_DATA ROWS_
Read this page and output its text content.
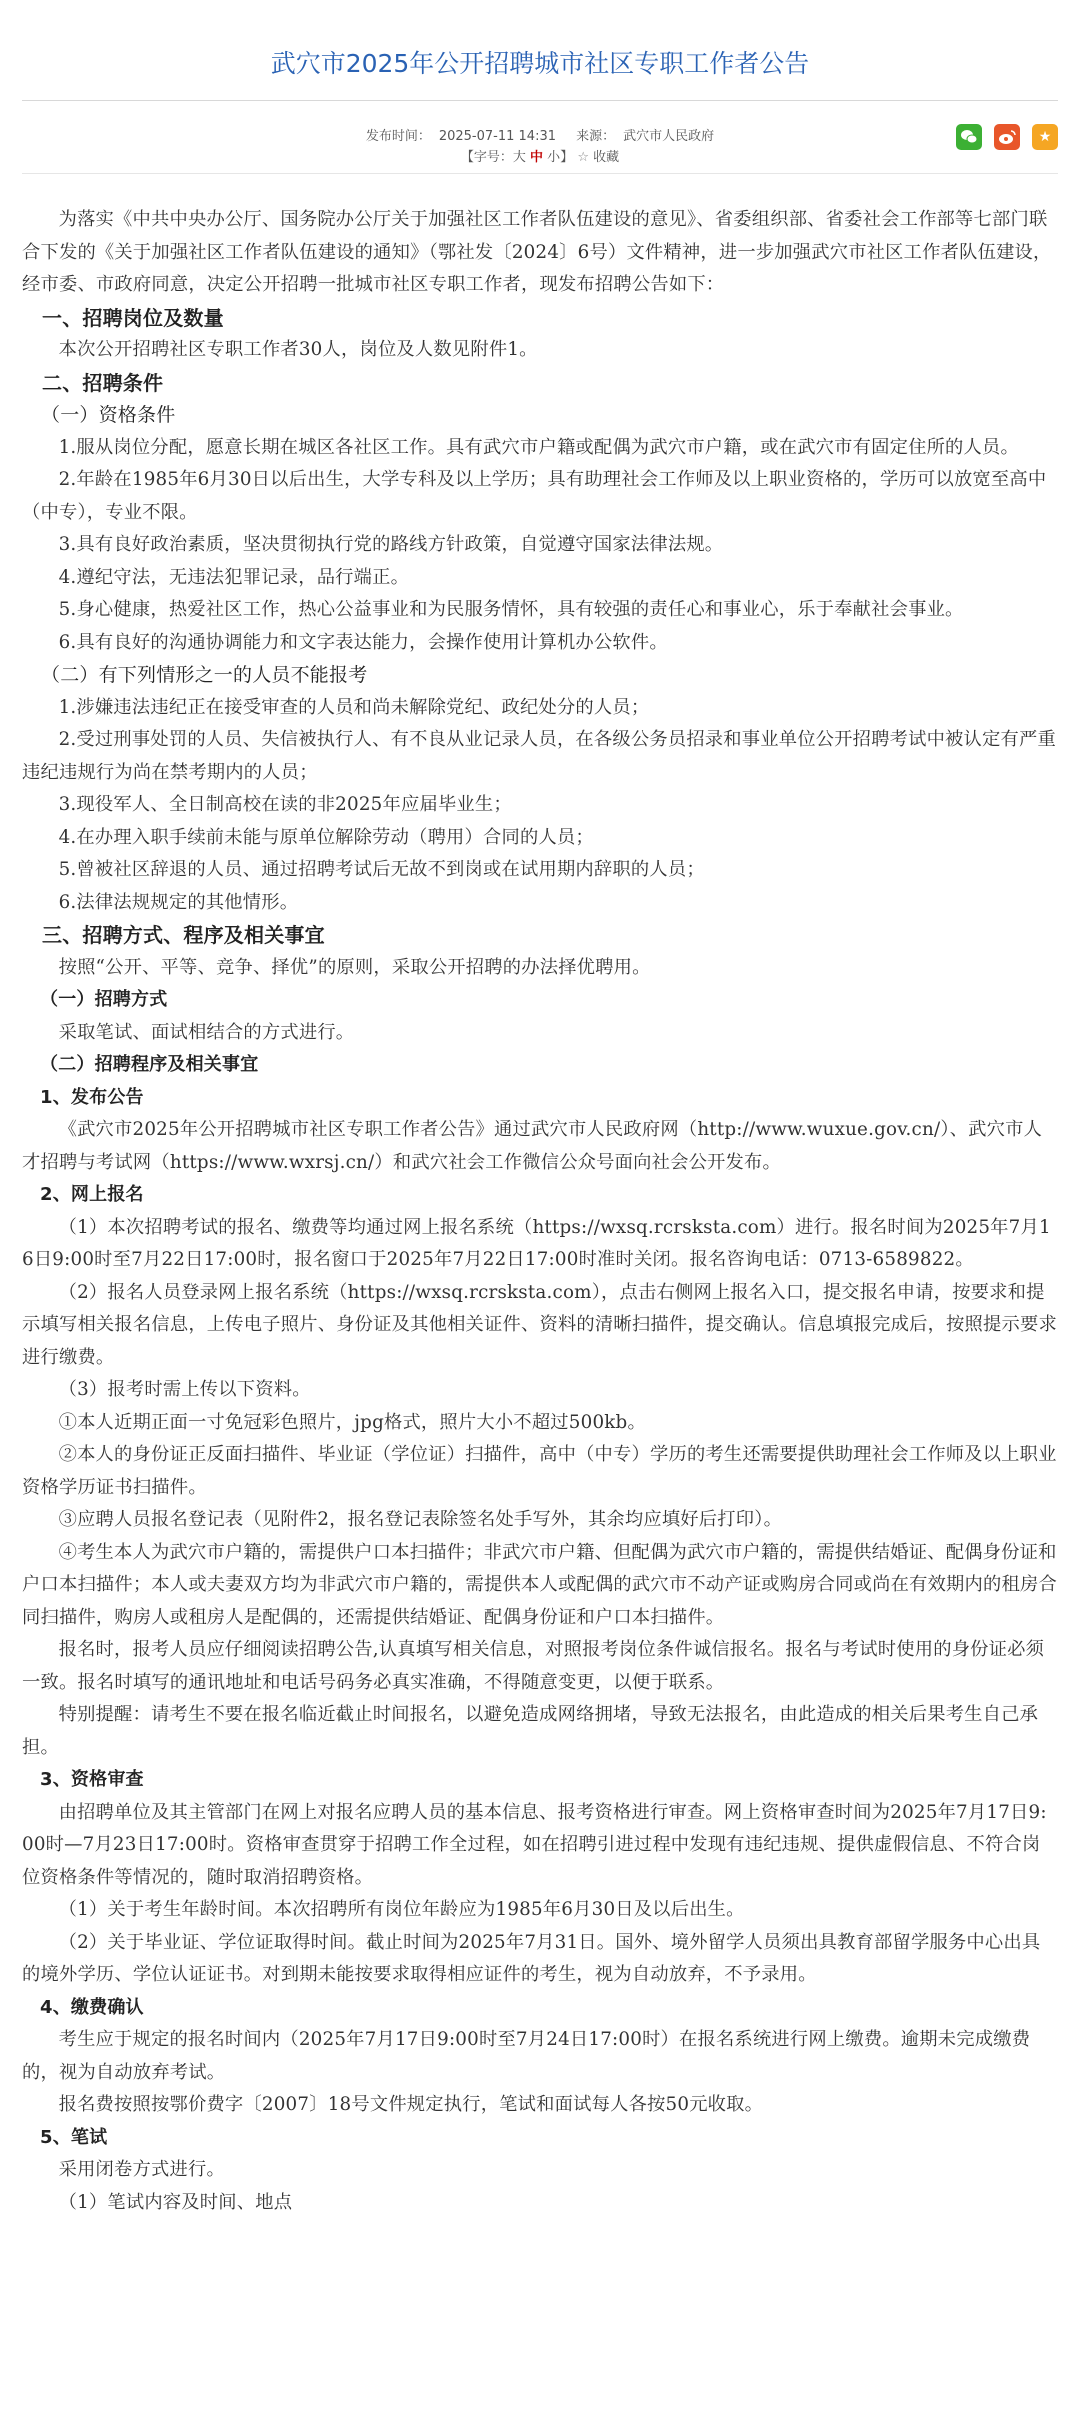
武穴市2025年公开招聘城市社区专职工作者公告
发布时间： 2025-07-11 14:31 来源： 武穴市人民政府
【字号：大 中 小】 ☆ 收藏
★

为落实《中共中央办公厅、国务院办公厅关于加强社区工作者队伍建设的意见》、省委组织部、省委社会工作部等七部门联合下发的《关于加强社区工作者队伍建设的通知》（鄂社发〔2024〕6号）文件精神，进一步加强武穴市社区工作者队伍建设，经市委、市政府同意，决定公开招聘一批城市社区专职工作者，现发布招聘公告如下：

一、招聘岗位及数量

本次公开招聘社区专职工作者30人，岗位及人数见附件1。

二、招聘条件
（一）资格条件

1.服从岗位分配，愿意长期在城区各社区工作。具有武穴市户籍或配偶为武穴市户籍，或在武穴市有固定住所的人员。

2.年龄在1985年6月30日以后出生，大学专科及以上学历；具有助理社会工作师及以上职业资格的，学历可以放宽至高中（中专），专业不限。

3.具有良好政治素质，坚决贯彻执行党的路线方针政策，自觉遵守国家法律法规。

4.遵纪守法，无违法犯罪记录，品行端正。

5.身心健康，热爱社区工作，热心公益事业和为民服务情怀，具有较强的责任心和事业心，乐于奉献社会事业。

6.具有良好的沟通协调能力和文字表达能力，会操作使用计算机办公软件。

（二）有下列情形之一的人员不能报考

1.涉嫌违法违纪正在接受审查的人员和尚未解除党纪、政纪处分的人员；

2.受过刑事处罚的人员、失信被执行人、有不良从业记录人员，在各级公务员招录和事业单位公开招聘考试中被认定有严重违纪违规行为尚在禁考期内的人员；

3.现役军人、全日制高校在读的非2025年应届毕业生；

4.在办理入职手续前未能与原单位解除劳动（聘用）合同的人员；

5.曾被社区辞退的人员、通过招聘考试后无故不到岗或在试用期内辞职的人员；

6.法律法规规定的其他情形。

三、招聘方式、程序及相关事宜

按照“公开、平等、竞争、择优”的原则，采取公开招聘的办法择优聘用。

（一）招聘方式

采取笔试、面试相结合的方式进行。

（二）招聘程序及相关事宜
1、发布公告

《武穴市2025年公开招聘城市社区专职工作者公告》通过武穴市人民政府网（http://www.wuxue.gov.cn/）、武穴市人才招聘与考试网（https://www.wxrsj.cn/）和武穴社会工作微信公众号面向社会公开发布。

2、网上报名

（1）本次招聘考试的报名、缴费等均通过网上报名系统（https://wxsq.rcrsksta.com）进行。报名时间为2025年7月16日9:00时至7月22日17:00时，报名窗口于2025年7月22日17:00时准时关闭。报名咨询电话：0713-6589822。

（2）报名人员登录网上报名系统（https://wxsq.rcrsksta.com），点击右侧网上报名入口，提交报名申请，按要求和提示填写相关报名信息，上传电子照片、身份证及其他相关证件、资料的清晰扫描件，提交确认。信息填报完成后，按照提示要求进行缴费。

（3）报考时需上传以下资料。

①本人近期正面一寸免冠彩色照片，jpg格式，照片大小不超过500kb。

②本人的身份证正反面扫描件、毕业证（学位证）扫描件，高中（中专）学历的考生还需要提供助理社会工作师及以上职业资格学历证书扫描件。

③应聘人员报名登记表（见附件2，报名登记表除签名处手写外，其余均应填好后打印）。

④考生本人为武穴市户籍的，需提供户口本扫描件；非武穴市户籍、但配偶为武穴市户籍的，需提供结婚证、配偶身份证和户口本扫描件；本人或夫妻双方均为非武穴市户籍的，需提供本人或配偶的武穴市不动产证或购房合同或尚在有效期内的租房合同扫描件，购房人或租房人是配偶的，还需提供结婚证、配偶身份证和户口本扫描件。

报名时，报考人员应仔细阅读招聘公告,认真填写相关信息，对照报考岗位条件诚信报名。报名与考试时使用的身份证必须一致。报名时填写的通讯地址和电话号码务必真实准确，不得随意变更，以便于联系。

特别提醒：请考生不要在报名临近截止时间报名，以避免造成网络拥堵，导致无法报名，由此造成的相关后果考生自己承担。

3、资格审查

由招聘单位及其主管部门在网上对报名应聘人员的基本信息、报考资格进行审查。网上资格审查时间为2025年7月17日9:00时—7月23日17:00时。资格审查贯穿于招聘工作全过程，如在招聘引进过程中发现有违纪违规、提供虚假信息、不符合岗位资格条件等情况的，随时取消招聘资格。

（1）关于考生年龄时间。本次招聘所有岗位年龄应为1985年6月30日及以后出生。

（2）关于毕业证、学位证取得时间。截止时间为2025年7月31日。国外、境外留学人员须出具教育部留学服务中心出具的境外学历、学位认证证书。对到期未能按要求取得相应证件的考生，视为自动放弃，不予录用。

4、缴费确认

考生应于规定的报名时间内（2025年7月17日9:00时至7月24日17:00时）在报名系统进行网上缴费。逾期未完成缴费的，视为自动放弃考试。

报名费按照按鄂价费字〔2007〕18号文件规定执行，笔试和面试每人各按50元收取。

5、笔试

采用闭卷方式进行。

（1）笔试内容及时间、地点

_STATED GOAL_
Select all lines in the listing that include the word "rcrsksta".

_OUTPUT OF THE TASK_
（1）本次招聘考试的报名、缴费等均通过网上报名系统（https://wxsq.rcrsksta.com）进行。报名时间为2025年7月16日9:00时至7月22日17:00时，报名窗口于2025年7月22日17:00时准时关闭。报名咨询电话：0713-6589822。
（2）报名人员登录网上报名系统（https://wxsq.rcrsksta.com），点击右侧网上报名入口，提交报名申请，按要求和提示填写相关报名信息，上传电子照片、身份证及其他相关证件、资料的清晰扫描件，提交确认。信息填报完成后，按照提示要求进行缴费。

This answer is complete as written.